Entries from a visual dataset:

_ _ _

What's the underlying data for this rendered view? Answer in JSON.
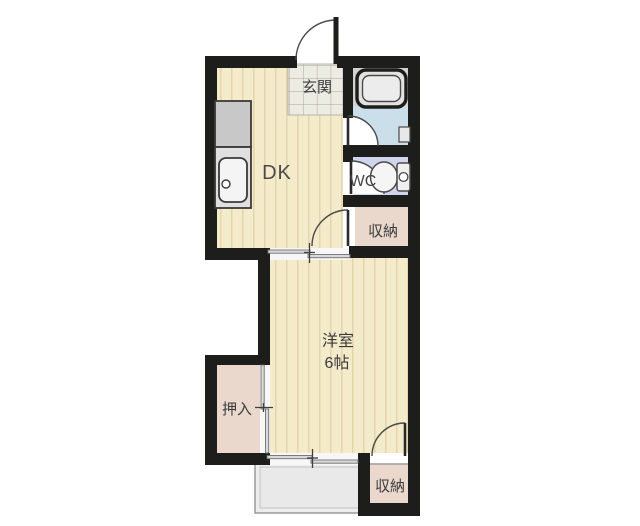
{
  "floorplan": {
    "labels": {
      "entrance": "玄関",
      "dining_kitchen": "DK",
      "toilet": "WC",
      "storage_mid": "収納",
      "western_room": "洋室",
      "western_room_size": "6帖",
      "closet": "押入",
      "storage_bottom": "収納"
    },
    "colors": {
      "wall": "#1d1d1b",
      "wood_floor": "#f4ebca",
      "wood_stripe": "#e2d4a9",
      "entrance_tile": "#edece3",
      "tile_line": "#a9a79d",
      "tub_area": "#d2d2d2",
      "bath_floor": "#cbdfeb",
      "wc_floor": "#ced5ec",
      "closet_fill": "#ead8cd",
      "balcony_fill": "#ededed"
    }
  }
}
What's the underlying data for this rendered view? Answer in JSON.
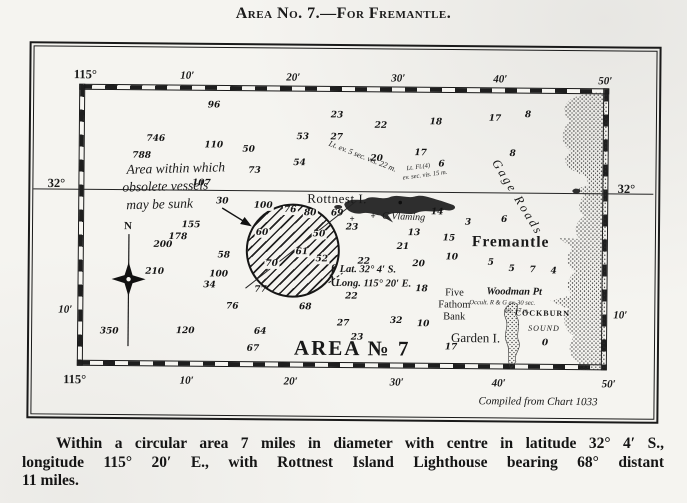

_ _ _

*GIVEN EXERCISE*: All of the data above should be quoted exactly, except for the pictures.

*EXPECTED ANSWER*:
What's the underlying data for this rendered view? Answer in JSON.
{
  "floorplan": {
    "labels": {
      "entrance": "玄関",
      "dining_kitchen": "DK",
      "toilet": "WC",
      "storage_mid": "収納",
      "western_room": "洋室",
      "western_room_size": "6帖",
      "closet": "押入",
      "storage_bottom": "収納"
    },
    "colors": {
      "wall": "#1d1d1b",
      "wood_floor": "#f4ebca",
      "wood_stripe": "#e2d4a9",
      "entrance_tile": "#edece3",
      "tile_line": "#a9a79d",
      "tub_area": "#d2d2d2",
      "bath_floor": "#cbdfeb",
      "wc_floor": "#ced5ec",
      "closet_fill": "#ead8cd",
      "balcony_fill": "#ededed"
    }
  }
}
What's the underlying data for this rendered view? Answer in JSON.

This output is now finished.